- _Record set_:
____________
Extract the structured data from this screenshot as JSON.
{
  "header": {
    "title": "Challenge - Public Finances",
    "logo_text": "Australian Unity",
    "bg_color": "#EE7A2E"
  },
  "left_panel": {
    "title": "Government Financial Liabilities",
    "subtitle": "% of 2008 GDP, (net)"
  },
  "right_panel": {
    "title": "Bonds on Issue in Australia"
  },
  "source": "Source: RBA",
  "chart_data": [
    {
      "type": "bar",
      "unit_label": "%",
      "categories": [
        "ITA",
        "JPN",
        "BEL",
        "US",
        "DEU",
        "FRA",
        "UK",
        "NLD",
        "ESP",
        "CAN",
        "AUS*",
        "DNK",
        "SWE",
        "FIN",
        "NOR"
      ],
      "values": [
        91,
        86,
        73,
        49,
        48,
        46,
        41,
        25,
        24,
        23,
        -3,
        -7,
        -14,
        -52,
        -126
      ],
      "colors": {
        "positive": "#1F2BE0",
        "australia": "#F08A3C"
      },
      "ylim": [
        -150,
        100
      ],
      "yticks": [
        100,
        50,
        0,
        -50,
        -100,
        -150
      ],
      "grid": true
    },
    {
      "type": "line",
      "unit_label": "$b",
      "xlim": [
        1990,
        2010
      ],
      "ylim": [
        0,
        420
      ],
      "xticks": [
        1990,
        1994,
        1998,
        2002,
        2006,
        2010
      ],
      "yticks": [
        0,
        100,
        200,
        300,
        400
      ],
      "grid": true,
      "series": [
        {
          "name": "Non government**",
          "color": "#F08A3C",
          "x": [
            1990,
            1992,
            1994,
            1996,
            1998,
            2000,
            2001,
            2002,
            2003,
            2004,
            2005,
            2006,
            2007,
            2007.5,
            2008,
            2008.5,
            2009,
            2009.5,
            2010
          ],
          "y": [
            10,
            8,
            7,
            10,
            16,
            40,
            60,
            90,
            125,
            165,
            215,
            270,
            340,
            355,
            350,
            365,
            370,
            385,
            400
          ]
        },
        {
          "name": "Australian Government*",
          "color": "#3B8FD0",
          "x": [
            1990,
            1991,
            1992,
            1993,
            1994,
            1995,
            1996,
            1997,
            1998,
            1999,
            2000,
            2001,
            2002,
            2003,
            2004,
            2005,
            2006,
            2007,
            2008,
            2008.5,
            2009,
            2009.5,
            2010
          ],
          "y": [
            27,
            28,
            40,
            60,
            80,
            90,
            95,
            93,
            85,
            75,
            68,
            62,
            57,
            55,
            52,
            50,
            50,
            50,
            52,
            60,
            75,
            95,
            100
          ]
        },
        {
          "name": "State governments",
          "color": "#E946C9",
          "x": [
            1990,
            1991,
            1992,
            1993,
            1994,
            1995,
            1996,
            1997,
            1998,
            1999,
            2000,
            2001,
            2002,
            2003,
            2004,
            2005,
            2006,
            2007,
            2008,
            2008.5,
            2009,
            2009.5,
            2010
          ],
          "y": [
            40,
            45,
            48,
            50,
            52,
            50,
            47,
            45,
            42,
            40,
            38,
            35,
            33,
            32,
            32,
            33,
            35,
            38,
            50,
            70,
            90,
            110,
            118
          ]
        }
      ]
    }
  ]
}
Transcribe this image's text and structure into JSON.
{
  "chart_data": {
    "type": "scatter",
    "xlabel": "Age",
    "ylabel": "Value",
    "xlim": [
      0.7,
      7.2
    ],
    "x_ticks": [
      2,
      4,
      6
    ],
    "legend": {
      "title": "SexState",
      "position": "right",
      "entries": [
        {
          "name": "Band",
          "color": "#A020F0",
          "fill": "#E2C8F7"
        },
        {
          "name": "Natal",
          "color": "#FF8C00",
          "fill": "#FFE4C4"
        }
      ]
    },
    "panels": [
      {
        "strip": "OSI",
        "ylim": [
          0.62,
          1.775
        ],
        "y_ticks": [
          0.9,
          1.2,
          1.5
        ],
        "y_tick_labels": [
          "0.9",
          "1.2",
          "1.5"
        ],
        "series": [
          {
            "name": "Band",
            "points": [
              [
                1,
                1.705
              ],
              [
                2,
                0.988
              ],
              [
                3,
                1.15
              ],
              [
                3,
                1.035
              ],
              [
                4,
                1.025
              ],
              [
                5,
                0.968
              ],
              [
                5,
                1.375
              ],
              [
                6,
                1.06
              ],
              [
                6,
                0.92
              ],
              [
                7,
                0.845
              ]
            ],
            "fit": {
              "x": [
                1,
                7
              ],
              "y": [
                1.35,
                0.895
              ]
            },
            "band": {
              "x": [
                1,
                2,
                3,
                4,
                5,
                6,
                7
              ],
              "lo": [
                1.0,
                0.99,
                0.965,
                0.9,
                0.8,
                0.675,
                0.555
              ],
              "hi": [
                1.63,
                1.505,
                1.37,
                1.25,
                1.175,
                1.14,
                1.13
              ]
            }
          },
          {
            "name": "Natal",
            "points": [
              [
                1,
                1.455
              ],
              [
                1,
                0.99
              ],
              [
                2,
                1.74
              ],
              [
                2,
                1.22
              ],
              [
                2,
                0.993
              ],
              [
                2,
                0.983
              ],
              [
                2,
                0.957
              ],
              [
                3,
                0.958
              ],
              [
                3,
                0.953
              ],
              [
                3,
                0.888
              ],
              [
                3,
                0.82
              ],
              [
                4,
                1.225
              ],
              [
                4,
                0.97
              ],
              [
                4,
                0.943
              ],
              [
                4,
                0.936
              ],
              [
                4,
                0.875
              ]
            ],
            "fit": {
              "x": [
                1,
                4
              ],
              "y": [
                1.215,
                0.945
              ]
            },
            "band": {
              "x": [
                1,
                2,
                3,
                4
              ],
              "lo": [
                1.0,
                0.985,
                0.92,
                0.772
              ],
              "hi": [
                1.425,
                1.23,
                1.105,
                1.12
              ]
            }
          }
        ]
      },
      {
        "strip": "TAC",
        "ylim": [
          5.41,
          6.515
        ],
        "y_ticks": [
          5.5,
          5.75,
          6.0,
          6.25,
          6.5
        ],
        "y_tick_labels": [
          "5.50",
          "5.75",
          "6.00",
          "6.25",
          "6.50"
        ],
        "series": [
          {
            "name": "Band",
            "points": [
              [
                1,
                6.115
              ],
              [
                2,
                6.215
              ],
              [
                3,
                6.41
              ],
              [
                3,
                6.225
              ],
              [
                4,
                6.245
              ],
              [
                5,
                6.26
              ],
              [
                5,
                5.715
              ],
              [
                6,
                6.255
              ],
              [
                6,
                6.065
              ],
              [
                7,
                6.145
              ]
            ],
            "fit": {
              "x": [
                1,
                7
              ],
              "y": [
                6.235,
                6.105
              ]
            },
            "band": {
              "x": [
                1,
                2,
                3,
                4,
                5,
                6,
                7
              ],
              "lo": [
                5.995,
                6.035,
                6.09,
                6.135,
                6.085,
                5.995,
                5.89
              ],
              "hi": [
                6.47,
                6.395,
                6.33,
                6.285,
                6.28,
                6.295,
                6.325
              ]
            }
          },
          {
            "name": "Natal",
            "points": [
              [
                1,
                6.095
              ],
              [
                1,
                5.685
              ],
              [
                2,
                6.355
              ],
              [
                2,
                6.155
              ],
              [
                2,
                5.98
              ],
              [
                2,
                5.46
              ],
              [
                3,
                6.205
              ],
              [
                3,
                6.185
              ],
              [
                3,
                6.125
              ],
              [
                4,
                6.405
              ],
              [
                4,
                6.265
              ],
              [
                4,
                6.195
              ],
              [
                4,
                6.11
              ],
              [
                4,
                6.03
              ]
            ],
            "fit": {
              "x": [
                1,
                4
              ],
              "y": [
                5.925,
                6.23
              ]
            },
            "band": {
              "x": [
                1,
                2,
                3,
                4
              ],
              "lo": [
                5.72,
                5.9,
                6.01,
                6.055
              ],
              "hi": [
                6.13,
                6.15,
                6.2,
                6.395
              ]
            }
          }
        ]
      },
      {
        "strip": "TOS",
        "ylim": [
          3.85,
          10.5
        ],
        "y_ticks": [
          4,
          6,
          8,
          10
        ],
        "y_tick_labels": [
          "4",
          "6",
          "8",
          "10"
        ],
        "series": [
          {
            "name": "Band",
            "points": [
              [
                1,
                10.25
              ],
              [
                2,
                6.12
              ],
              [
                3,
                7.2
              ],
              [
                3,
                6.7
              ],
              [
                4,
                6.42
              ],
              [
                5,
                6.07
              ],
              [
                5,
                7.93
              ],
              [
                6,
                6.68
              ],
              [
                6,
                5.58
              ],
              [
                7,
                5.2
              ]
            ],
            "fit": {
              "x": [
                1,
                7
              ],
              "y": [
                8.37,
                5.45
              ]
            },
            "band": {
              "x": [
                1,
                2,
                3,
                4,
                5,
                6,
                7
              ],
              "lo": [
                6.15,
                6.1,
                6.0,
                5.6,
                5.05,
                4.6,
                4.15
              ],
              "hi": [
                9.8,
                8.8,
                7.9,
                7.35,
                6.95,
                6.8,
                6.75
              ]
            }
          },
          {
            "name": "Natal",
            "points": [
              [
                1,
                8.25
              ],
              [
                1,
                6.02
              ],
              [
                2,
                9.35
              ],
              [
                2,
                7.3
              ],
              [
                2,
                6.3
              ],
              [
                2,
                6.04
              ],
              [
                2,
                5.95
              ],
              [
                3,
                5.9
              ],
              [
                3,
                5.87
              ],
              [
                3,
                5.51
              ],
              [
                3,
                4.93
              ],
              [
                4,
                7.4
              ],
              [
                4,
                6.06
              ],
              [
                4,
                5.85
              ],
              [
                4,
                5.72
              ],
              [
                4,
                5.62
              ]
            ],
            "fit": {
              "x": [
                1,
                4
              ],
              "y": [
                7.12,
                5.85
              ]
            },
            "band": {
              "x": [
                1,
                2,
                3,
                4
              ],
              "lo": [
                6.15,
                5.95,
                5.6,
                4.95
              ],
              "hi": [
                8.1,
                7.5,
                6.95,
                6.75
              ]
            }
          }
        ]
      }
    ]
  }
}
____________
- _Objective_:
Scan the material above. Extract every line in which the word "this" occurs.

- _Answer to the exercise_:
Extract the structured data from this screenshot as JSON.
Transcribe this image's text and structure into JSON.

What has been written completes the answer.